Work to do: Arrange the lines below as a Markdown table with the columns "Row" and "Line," numbering each row and leaving out any blank lines.

┌─ Extracted records

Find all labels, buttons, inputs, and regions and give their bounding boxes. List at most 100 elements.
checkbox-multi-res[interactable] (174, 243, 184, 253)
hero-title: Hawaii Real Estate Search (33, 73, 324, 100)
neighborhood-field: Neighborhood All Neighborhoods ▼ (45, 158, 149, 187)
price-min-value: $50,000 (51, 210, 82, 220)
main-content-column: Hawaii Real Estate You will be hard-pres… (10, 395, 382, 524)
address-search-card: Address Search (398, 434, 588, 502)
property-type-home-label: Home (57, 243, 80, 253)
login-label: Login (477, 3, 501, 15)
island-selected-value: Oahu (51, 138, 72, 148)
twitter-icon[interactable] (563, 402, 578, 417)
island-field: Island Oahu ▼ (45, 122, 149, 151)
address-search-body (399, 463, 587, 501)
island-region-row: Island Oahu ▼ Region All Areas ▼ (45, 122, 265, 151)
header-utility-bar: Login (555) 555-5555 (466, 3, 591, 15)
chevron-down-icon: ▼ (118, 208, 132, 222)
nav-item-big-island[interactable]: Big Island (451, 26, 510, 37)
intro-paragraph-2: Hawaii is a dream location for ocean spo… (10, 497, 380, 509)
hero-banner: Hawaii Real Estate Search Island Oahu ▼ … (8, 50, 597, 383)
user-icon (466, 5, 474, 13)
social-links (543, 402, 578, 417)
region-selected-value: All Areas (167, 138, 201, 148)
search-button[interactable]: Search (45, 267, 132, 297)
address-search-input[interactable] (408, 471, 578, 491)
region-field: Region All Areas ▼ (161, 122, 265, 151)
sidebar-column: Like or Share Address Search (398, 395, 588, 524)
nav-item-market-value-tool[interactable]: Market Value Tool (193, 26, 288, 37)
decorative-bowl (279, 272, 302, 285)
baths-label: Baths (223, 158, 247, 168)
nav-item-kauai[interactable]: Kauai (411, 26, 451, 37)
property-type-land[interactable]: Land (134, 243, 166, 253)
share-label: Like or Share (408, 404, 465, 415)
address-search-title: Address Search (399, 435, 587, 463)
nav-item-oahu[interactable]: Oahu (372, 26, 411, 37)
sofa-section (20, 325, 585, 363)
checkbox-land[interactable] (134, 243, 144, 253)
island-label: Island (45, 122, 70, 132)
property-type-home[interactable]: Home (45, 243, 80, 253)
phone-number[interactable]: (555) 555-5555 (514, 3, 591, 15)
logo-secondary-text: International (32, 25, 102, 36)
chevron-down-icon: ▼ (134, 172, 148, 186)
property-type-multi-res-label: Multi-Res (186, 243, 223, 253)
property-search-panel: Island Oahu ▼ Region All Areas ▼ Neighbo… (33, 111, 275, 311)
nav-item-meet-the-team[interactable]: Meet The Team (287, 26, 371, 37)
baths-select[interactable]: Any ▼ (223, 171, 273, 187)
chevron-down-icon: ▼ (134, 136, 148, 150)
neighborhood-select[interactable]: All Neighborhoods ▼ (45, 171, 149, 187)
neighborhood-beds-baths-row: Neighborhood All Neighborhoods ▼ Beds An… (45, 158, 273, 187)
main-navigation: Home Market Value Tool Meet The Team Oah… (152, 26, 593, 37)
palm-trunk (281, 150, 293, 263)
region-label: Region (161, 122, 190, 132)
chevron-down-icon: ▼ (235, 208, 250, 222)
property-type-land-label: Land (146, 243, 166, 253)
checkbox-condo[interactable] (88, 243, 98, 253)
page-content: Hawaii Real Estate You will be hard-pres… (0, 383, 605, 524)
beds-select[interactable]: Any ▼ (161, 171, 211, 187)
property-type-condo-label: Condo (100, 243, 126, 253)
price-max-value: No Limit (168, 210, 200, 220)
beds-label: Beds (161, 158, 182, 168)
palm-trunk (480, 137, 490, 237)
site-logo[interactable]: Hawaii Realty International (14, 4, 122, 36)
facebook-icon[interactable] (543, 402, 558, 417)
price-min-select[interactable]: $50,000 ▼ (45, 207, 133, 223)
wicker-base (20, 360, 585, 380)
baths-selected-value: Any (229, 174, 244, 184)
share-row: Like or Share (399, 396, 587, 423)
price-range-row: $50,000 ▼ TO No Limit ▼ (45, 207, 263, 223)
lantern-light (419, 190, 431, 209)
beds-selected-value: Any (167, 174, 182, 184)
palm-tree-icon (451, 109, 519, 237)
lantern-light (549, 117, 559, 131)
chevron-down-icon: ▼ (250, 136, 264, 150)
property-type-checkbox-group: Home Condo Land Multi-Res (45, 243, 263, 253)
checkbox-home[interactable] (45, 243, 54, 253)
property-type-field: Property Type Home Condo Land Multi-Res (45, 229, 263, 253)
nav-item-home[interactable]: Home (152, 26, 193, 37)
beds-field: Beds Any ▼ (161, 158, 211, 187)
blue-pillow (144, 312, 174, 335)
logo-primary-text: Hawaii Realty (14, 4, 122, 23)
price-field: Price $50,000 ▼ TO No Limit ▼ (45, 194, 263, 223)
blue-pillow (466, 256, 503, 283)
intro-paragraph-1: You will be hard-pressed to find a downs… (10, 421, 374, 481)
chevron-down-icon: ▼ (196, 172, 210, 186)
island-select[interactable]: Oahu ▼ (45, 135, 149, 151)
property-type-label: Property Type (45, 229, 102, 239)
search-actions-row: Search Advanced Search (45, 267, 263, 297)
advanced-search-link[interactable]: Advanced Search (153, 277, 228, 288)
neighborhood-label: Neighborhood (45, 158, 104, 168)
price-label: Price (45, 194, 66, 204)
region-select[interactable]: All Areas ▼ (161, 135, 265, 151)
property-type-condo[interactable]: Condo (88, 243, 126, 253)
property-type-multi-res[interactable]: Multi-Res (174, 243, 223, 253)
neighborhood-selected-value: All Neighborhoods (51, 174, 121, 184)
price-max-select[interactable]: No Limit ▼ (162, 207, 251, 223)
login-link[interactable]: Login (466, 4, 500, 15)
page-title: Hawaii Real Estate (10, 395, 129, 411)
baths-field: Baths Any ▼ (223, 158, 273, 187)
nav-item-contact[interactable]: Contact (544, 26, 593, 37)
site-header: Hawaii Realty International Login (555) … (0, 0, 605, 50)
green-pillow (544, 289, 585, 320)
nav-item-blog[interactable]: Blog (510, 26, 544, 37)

└─

The completed task:
| Row | Line |
|---|---|
| 1 | Find all labels, buttons, inputs, and regions and give their bounding boxes. List at most 100 elements. |
| 2 | checkbox-multi-res[interactable] (174, 243, 184, 253) |
| 3 | hero-title: Hawaii Real Estate Search (33, 73, 324, 100) |
| 4 | neighborhood-field: Neighborhood All Neighborhoods ▼ (45, 158, 149, 187) |
| 5 | price-min-value: $50,000 (51, 210, 82, 220) |
| 6 | main-content-column: Hawaii Real Estate You will be hard-pres… (10, 395, 382, 524) |
| 7 | address-search-card: Address Search (398, 434, 588, 502) |
| 8 | property-type-home-label: Home (57, 243, 80, 253) |
| 9 | login-label: Login (477, 3, 501, 15) |
| 10 | island-selected-value: Oahu (51, 138, 72, 148) |
| 11 | twitter-icon[interactable] (563, 402, 578, 417) |
| 12 | island-field: Island Oahu ▼ (45, 122, 149, 151) |
| 13 | address-search-body (399, 463, 587, 501) |
| 14 | island-region-row: Island Oahu ▼ Region All Areas ▼ (45, 122, 265, 151) |
| 15 | header-utility-bar: Login (555) 555-5555 (466, 3, 591, 15) |
| 16 | chevron-down-icon: ▼ (118, 208, 132, 222) |
| 17 | nav-item-big-island[interactable]: Big Island (451, 26, 510, 37) |
| 18 | intro-paragraph-2: Hawaii is a dream location for ocean spo… (10, 497, 380, 509) |
| 19 | hero-banner: Hawaii Real Estate Search Island Oahu ▼ … (8, 50, 597, 383) |
| 20 | user-icon (466, 5, 474, 13) |
| 21 | social-links (543, 402, 578, 417) |
| 22 | region-selected-value: All Areas (167, 138, 201, 148) |
| 23 | search-button[interactable]: Search (45, 267, 132, 297) |
| 24 | address-search-input[interactable] (408, 471, 578, 491) |
| 25 | region-field: Region All Areas ▼ (161, 122, 265, 151) |
| 26 | sidebar-column: Like or Share Address Search (398, 395, 588, 524) |
| 27 | nav-item-market-value-tool[interactable]: Market Value Tool (193, 26, 288, 37) |
| 28 | decorative-bowl (279, 272, 302, 285) |
| 29 | baths-label: Baths (223, 158, 247, 168) |
| 30 | nav-item-kauai[interactable]: Kauai (411, 26, 451, 37) |
| 31 | property-type-land[interactable]: Land (134, 243, 166, 253) |
| 32 | share-label: Like or Share (408, 404, 465, 415) |
| 33 | address-search-title: Address Search (399, 435, 587, 463) |
| 34 | nav-item-oahu[interactable]: Oahu (372, 26, 411, 37) |
| 35 | sofa-section (20, 325, 585, 363) |
| 36 | checkbox-land[interactable] (134, 243, 144, 253) |
| 37 | island-label: Island (45, 122, 70, 132) |
| 38 | property-type-home[interactable]: Home (45, 243, 80, 253) |
| 39 | phone-number[interactable]: (555) 555-5555 (514, 3, 591, 15) |
| 40 | logo-secondary-text: International (32, 25, 102, 36) |
| 41 | chevron-down-icon: ▼ (134, 172, 148, 186) |
| 42 | property-type-multi-res-label: Multi-Res (186, 243, 223, 253) |
| 43 | property-search-panel: Island Oahu ▼ Region All Areas ▼ Neighbo… (33, 111, 275, 311) |
| 44 | nav-item-meet-the-team[interactable]: Meet The Team (287, 26, 371, 37) |
| 45 | baths-select[interactable]: Any ▼ (223, 171, 273, 187) |
| 46 | chevron-down-icon: ▼ (134, 136, 148, 150) |
| 47 | neighborhood-select[interactable]: All Neighborhoods ▼ (45, 171, 149, 187) |
| 48 | neighborhood-beds-baths-row: Neighborhood All Neighborhoods ▼ Beds An… (45, 158, 273, 187) |
| 49 | main-navigation: Home Market Value Tool Meet The Team Oah… (152, 26, 593, 37) |
| 50 | palm-trunk (281, 150, 293, 263) |
| 51 | region-label: Region (161, 122, 190, 132) |
| 52 | chevron-down-icon: ▼ (235, 208, 250, 222) |
| 53 | property-type-land-label: Land (146, 243, 166, 253) |
| 54 | checkbox-condo[interactable] (88, 243, 98, 253) |
| 55 | page-content: Hawaii Real Estate You will be hard-pres… (0, 383, 605, 524) |
| 56 | beds-select[interactable]: Any ▼ (161, 171, 211, 187) |
| 57 | property-type-condo-label: Condo (100, 243, 126, 253) |
| 58 | price-max-value: No Limit (168, 210, 200, 220) |
| 59 | beds-label: Beds (161, 158, 182, 168) |
| 60 | palm-trunk (480, 137, 490, 237) |
| 61 | site-logo[interactable]: Hawaii Realty International (14, 4, 122, 36) |
| 62 | facebook-icon[interactable] (543, 402, 558, 417) |
| 63 | price-min-select[interactable]: $50,000 ▼ (45, 207, 133, 223) |
| 64 | wicker-base (20, 360, 585, 380) |
| 65 | baths-selected-value: Any (229, 174, 244, 184) |
| 66 | share-row: Like or Share (399, 396, 587, 423) |
| 67 | price-range-row: $50,000 ▼ TO No Limit ▼ (45, 207, 263, 223) |
| 68 | lantern-light (419, 190, 431, 209) |
| 69 | beds-selected-value: Any (167, 174, 182, 184) |
| 70 | palm-tree-icon (451, 109, 519, 237) |
| 71 | lantern-light (549, 117, 559, 131) |
| 72 | chevron-down-icon: ▼ (250, 136, 264, 150) |
| 73 | property-type-checkbox-group: Home Condo Land Multi-Res (45, 243, 263, 253) |
| 74 | checkbox-home[interactable] (45, 243, 54, 253) |
| 75 | property-type-field: Property Type Home Condo Land Multi-Res (45, 229, 263, 253) |
| 76 | nav-item-home[interactable]: Home (152, 26, 193, 37) |
| 77 | beds-field: Beds Any ▼ (161, 158, 211, 187) |
| 78 | blue-pillow (144, 312, 174, 335) |
| 79 | logo-primary-text: Hawaii Realty (14, 4, 122, 23) |
| 80 | price-field: Price $50,000 ▼ TO No Limit ▼ (45, 194, 263, 223) |
| 81 | blue-pillow (466, 256, 503, 283) |
| 82 | intro-paragraph-1: You will be hard-pressed to find a downs… (10, 421, 374, 481) |
| 83 | chevron-down-icon: ▼ (196, 172, 210, 186) |
| 84 | island-select[interactable]: Oahu ▼ (45, 135, 149, 151) |
| 85 | property-type-label: Property Type (45, 229, 102, 239) |
| 86 | search-actions-row: Search Advanced Search (45, 267, 263, 297) |
| 87 | advanced-search-link[interactable]: Advanced Search (153, 277, 228, 288) |
| 88 | neighborhood-label: Neighborhood (45, 158, 104, 168) |
| 89 | price-label: Price (45, 194, 66, 204) |
| 90 | region-select[interactable]: All Areas ▼ (161, 135, 265, 151) |
| 91 | property-type-condo[interactable]: Condo (88, 243, 126, 253) |
| 92 | property-type-multi-res[interactable]: Multi-Res (174, 243, 223, 253) |
| 93 | neighborhood-selected-value: All Neighborhoods (51, 174, 121, 184) |
| 94 | price-max-select[interactable]: No Limit ▼ (162, 207, 251, 223) |
| 95 | login-link[interactable]: Login (466, 4, 500, 15) |
| 96 | page-title: Hawaii Real Estate (10, 395, 129, 411) |
| 97 | baths-field: Baths Any ▼ (223, 158, 273, 187) |
| 98 | nav-item-contact[interactable]: Contact (544, 26, 593, 37) |
| 99 | site-header: Hawaii Realty International Login (555) … (0, 0, 605, 50) |
| 100 | green-pillow (544, 289, 585, 320) |
| 101 | nav-item-blog[interactable]: Blog (510, 26, 544, 37) |